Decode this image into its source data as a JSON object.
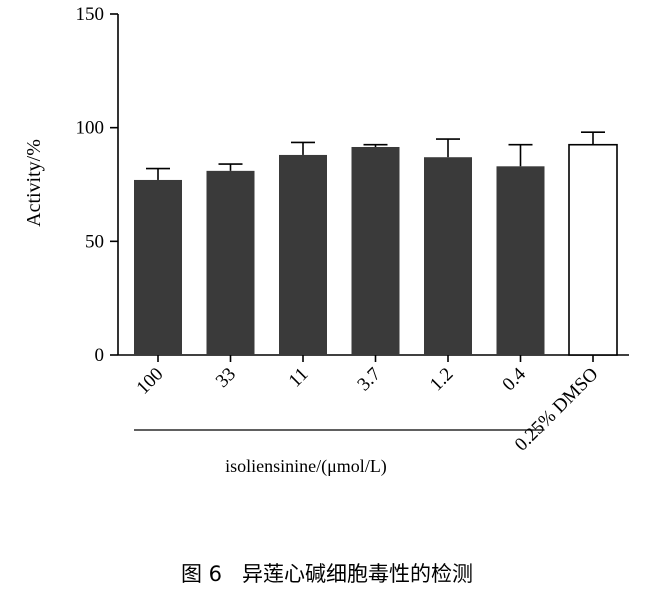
{
  "chart_data": {
    "type": "bar",
    "categories": [
      "100",
      "33",
      "11",
      "3.7",
      "1.2",
      "0.4",
      "0.25% DMSO"
    ],
    "values": [
      77,
      81,
      88,
      91.5,
      87,
      83,
      92.5
    ],
    "errors": [
      5,
      3,
      5.5,
      1,
      8,
      9.5,
      5.5
    ],
    "ylabel": "Activity/%",
    "ylim": [
      0,
      150
    ],
    "yticks": [
      0,
      50,
      100,
      150
    ],
    "group_label": "isoliensinine/(μmol/L)",
    "group_categories": [
      "100",
      "33",
      "11",
      "3.7",
      "1.2",
      "0.4"
    ],
    "colors": {
      "treatment": "#3a3a3a",
      "control": "#ffffff",
      "axis": "#000000"
    },
    "grid": false
  },
  "figure": {
    "caption_label": "图 6",
    "caption_text": "异莲心碱细胞毒性的检测"
  }
}
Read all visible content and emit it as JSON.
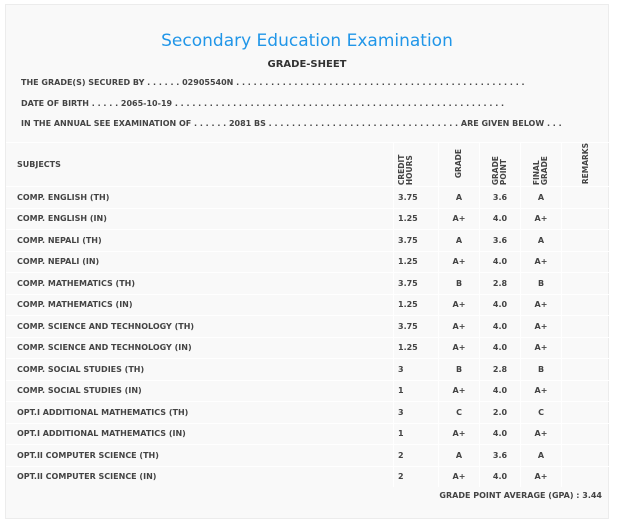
{
  "header": {
    "title": "Secondary Education Examination",
    "subtitle": "GRADE-SHEET"
  },
  "info": {
    "line1": "THE GRADE(S) SECURED BY . . . . . . 02905540N . . . . . . . . . . . . . . . . . . . . . . . . . . . . . . . . . . . . . . . . . . . . . . . . . .",
    "line2": "DATE OF BIRTH . . . . . 2065-10-19 . . . . . . . . . . . . . . . . . . . . . . . . . . . . . . . . . . . . . . . . . . . . . . . . . . . . . . . . .",
    "line3": "IN THE ANNUAL SEE EXAMINATION OF . . . . . . 2081 BS . . . . . . . . . . . . . . . . . . . . . . . . . . . . . . . . . ARE GIVEN BELOW . . ."
  },
  "table": {
    "headers": [
      "SUBJECTS",
      "CREDIT HOURS",
      "GRADE",
      "GRADE POINT",
      "FINAL GRADE",
      "REMARKS"
    ],
    "rows": [
      [
        "COMP. ENGLISH (TH)",
        "3.75",
        "A",
        "3.6",
        "A",
        ""
      ],
      [
        "COMP. ENGLISH (IN)",
        "1.25",
        "A+",
        "4.0",
        "A+",
        ""
      ],
      [
        "COMP. NEPALI (TH)",
        "3.75",
        "A",
        "3.6",
        "A",
        ""
      ],
      [
        "COMP. NEPALI (IN)",
        "1.25",
        "A+",
        "4.0",
        "A+",
        ""
      ],
      [
        "COMP. MATHEMATICS (TH)",
        "3.75",
        "B",
        "2.8",
        "B",
        ""
      ],
      [
        "COMP. MATHEMATICS (IN)",
        "1.25",
        "A+",
        "4.0",
        "A+",
        ""
      ],
      [
        "COMP. SCIENCE AND TECHNOLOGY (TH)",
        "3.75",
        "A+",
        "4.0",
        "A+",
        ""
      ],
      [
        "COMP. SCIENCE AND TECHNOLOGY (IN)",
        "1.25",
        "A+",
        "4.0",
        "A+",
        ""
      ],
      [
        "COMP. SOCIAL STUDIES (TH)",
        "3",
        "B",
        "2.8",
        "B",
        ""
      ],
      [
        "COMP. SOCIAL STUDIES (IN)",
        "1",
        "A+",
        "4.0",
        "A+",
        ""
      ],
      [
        "OPT.I ADDITIONAL MATHEMATICS (TH)",
        "3",
        "C",
        "2.0",
        "C",
        ""
      ],
      [
        "OPT.I ADDITIONAL MATHEMATICS (IN)",
        "1",
        "A+",
        "4.0",
        "A+",
        ""
      ],
      [
        "OPT.II COMPUTER SCIENCE (TH)",
        "2",
        "A",
        "3.6",
        "A",
        ""
      ],
      [
        "OPT.II COMPUTER SCIENCE (IN)",
        "2",
        "A+",
        "4.0",
        "A+",
        ""
      ]
    ]
  },
  "gpa": "GRADE POINT AVERAGE (GPA) : 3.44",
  "colors": {
    "title": "#2196e8",
    "panel": "#f9f9f9"
  }
}
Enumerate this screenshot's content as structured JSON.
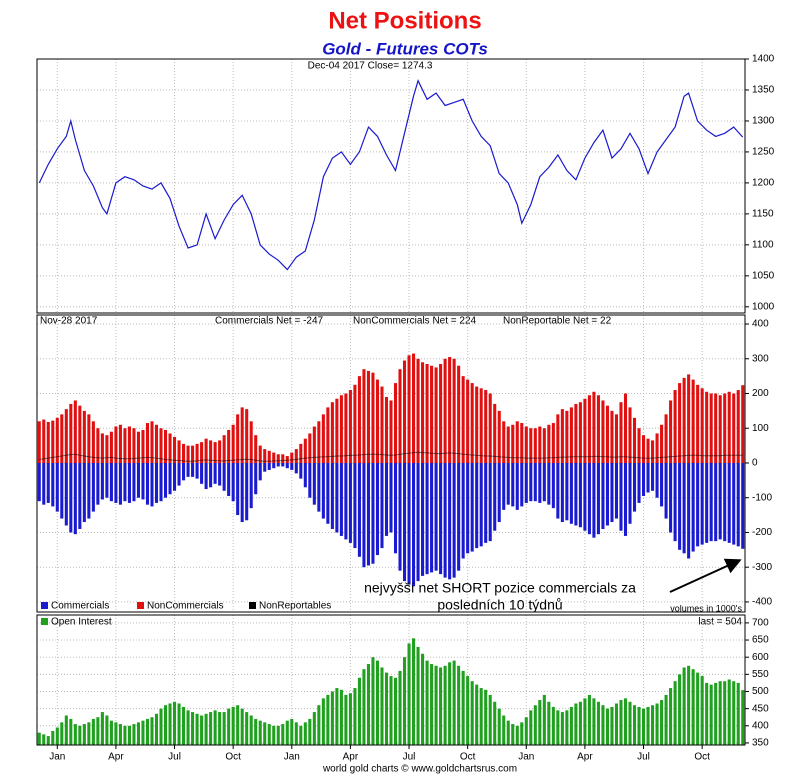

━━━━━━━━━━━━━━━━━━━━

*THE TASK*. Copy the listing exactly. Any image in it stays out of the copy.

*RESPONSE FOR THIS EXERCISE*.
Decode this image into its source data as a JSON object.
{
  "chart_data": {
    "type": "bar",
    "categories": [
      "100",
      "33",
      "11",
      "3.7",
      "1.2",
      "0.4",
      "0.25% DMSO"
    ],
    "values": [
      77,
      81,
      88,
      91.5,
      87,
      83,
      92.5
    ],
    "errors": [
      5,
      3,
      5.5,
      1,
      8,
      9.5,
      5.5
    ],
    "ylabel": "Activity/%",
    "ylim": [
      0,
      150
    ],
    "yticks": [
      0,
      50,
      100,
      150
    ],
    "group_label": "isoliensinine/(μmol/L)",
    "group_categories": [
      "100",
      "33",
      "11",
      "3.7",
      "1.2",
      "0.4"
    ],
    "colors": {
      "treatment": "#3a3a3a",
      "control": "#ffffff",
      "axis": "#000000"
    },
    "grid": false
  },
  "figure": {
    "caption_label": "图 6",
    "caption_text": "异莲心碱细胞毒性的检测"
  }
}
Read all visible content and emit it as JSON.
{
  "header": {
    "title": "Secondary Education Examination",
    "subtitle": "GRADE-SHEET"
  },
  "info": {
    "line1": "THE GRADE(S) SECURED BY . . . . . . 02905540N . . . . . . . . . . . . . . . . . . . . . . . . . . . . . . . . . . . . . . . . . . . . . . . . . .",
    "line2": "DATE OF BIRTH . . . . . 2065-10-19 . . . . . . . . . . . . . . . . . . . . . . . . . . . . . . . . . . . . . . . . . . . . . . . . . . . . . . . . .",
    "line3": "IN THE ANNUAL SEE EXAMINATION OF . . . . . . 2081 BS . . . . . . . . . . . . . . . . . . . . . . . . . . . . . . . . . ARE GIVEN BELOW . . ."
  },
  "table": {
    "headers": [
      "SUBJECTS",
      "CREDIT HOURS",
      "GRADE",
      "GRADE POINT",
      "FINAL GRADE",
      "REMARKS"
    ],
    "rows": [
      [
        "COMP. ENGLISH (TH)",
        "3.75",
        "A",
        "3.6",
        "A",
        ""
      ],
      [
        "COMP. ENGLISH (IN)",
        "1.25",
        "A+",
        "4.0",
        "A+",
        ""
      ],
      [
        "COMP. NEPALI (TH)",
        "3.75",
        "A",
        "3.6",
        "A",
        ""
      ],
      [
        "COMP. NEPALI (IN)",
        "1.25",
        "A+",
        "4.0",
        "A+",
        ""
      ],
      [
        "COMP. MATHEMATICS (TH)",
        "3.75",
        "B",
        "2.8",
        "B",
        ""
      ],
      [
        "COMP. MATHEMATICS (IN)",
        "1.25",
        "A+",
        "4.0",
        "A+",
        ""
      ],
      [
        "COMP. SCIENCE AND TECHNOLOGY (TH)",
        "3.75",
        "A+",
        "4.0",
        "A+",
        ""
      ],
      [
        "COMP. SCIENCE AND TECHNOLOGY (IN)",
        "1.25",
        "A+",
        "4.0",
        "A+",
        ""
      ],
      [
        "COMP. SOCIAL STUDIES (TH)",
        "3",
        "B",
        "2.8",
        "B",
        ""
      ],
      [
        "COMP. SOCIAL STUDIES (IN)",
        "1",
        "A+",
        "4.0",
        "A+",
        ""
      ],
      [
        "OPT.I ADDITIONAL MATHEMATICS (TH)",
        "3",
        "C",
        "2.0",
        "C",
        ""
      ],
      [
        "OPT.I ADDITIONAL MATHEMATICS (IN)",
        "1",
        "A+",
        "4.0",
        "A+",
        ""
      ],
      [
        "OPT.II COMPUTER SCIENCE (TH)",
        "2",
        "A",
        "3.6",
        "A",
        ""
      ],
      [
        "OPT.II COMPUTER SCIENCE (IN)",
        "2",
        "A+",
        "4.0",
        "A+",
        ""
      ]
    ]
  },
  "gpa": "GRADE POINT AVERAGE (GPA) : 3.44",
  "colors": {
    "title": "#2196e8",
    "panel": "#f9f9f9"
  }
}
Enumerate this screenshot's content as structured JSON.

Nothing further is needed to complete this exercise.